### DATASET ROWS
※ ※ ※

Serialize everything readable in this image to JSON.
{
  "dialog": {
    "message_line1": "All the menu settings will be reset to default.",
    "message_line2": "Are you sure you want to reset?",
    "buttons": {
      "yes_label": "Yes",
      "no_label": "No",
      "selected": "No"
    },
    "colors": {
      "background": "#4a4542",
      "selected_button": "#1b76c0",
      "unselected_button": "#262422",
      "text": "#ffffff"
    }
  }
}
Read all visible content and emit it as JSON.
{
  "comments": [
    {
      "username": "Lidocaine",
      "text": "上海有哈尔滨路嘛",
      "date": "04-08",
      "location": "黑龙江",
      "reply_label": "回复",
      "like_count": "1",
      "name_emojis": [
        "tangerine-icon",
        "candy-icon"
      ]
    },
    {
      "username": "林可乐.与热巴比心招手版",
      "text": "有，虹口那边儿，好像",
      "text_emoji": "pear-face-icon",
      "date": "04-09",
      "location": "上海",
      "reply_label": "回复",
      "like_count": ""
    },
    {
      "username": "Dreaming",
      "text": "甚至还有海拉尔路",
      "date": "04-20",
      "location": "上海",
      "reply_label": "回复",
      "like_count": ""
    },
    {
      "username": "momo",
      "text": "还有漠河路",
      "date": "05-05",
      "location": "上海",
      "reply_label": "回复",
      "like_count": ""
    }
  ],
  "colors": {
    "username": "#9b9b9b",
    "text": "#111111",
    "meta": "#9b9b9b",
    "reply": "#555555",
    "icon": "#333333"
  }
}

※ ※ ※

### STATED GOAL
Your task is to reproduce the whole listing exactly.

### FINISHED ANSWER
Serialize everything readable in this image to JSON.
{
  "dialog": {
    "message_line1": "All the menu settings will be reset to default.",
    "message_line2": "Are you sure you want to reset?",
    "buttons": {
      "yes_label": "Yes",
      "no_label": "No",
      "selected": "No"
    },
    "colors": {
      "background": "#4a4542",
      "selected_button": "#1b76c0",
      "unselected_button": "#262422",
      "text": "#ffffff"
    }
  }
}
Read all visible content and emit it as JSON.
{
  "comments": [
    {
      "username": "Lidocaine",
      "text": "上海有哈尔滨路嘛",
      "date": "04-08",
      "location": "黑龙江",
      "reply_label": "回复",
      "like_count": "1",
      "name_emojis": [
        "tangerine-icon",
        "candy-icon"
      ]
    },
    {
      "username": "林可乐.与热巴比心招手版",
      "text": "有，虹口那边儿，好像",
      "text_emoji": "pear-face-icon",
      "date": "04-09",
      "location": "上海",
      "reply_label": "回复",
      "like_count": ""
    },
    {
      "username": "Dreaming",
      "text": "甚至还有海拉尔路",
      "date": "04-20",
      "location": "上海",
      "reply_label": "回复",
      "like_count": ""
    },
    {
      "username": "momo",
      "text": "还有漠河路",
      "date": "05-05",
      "location": "上海",
      "reply_label": "回复",
      "like_count": ""
    }
  ],
  "colors": {
    "username": "#9b9b9b",
    "text": "#111111",
    "meta": "#9b9b9b",
    "reply": "#555555",
    "icon": "#333333"
  }
}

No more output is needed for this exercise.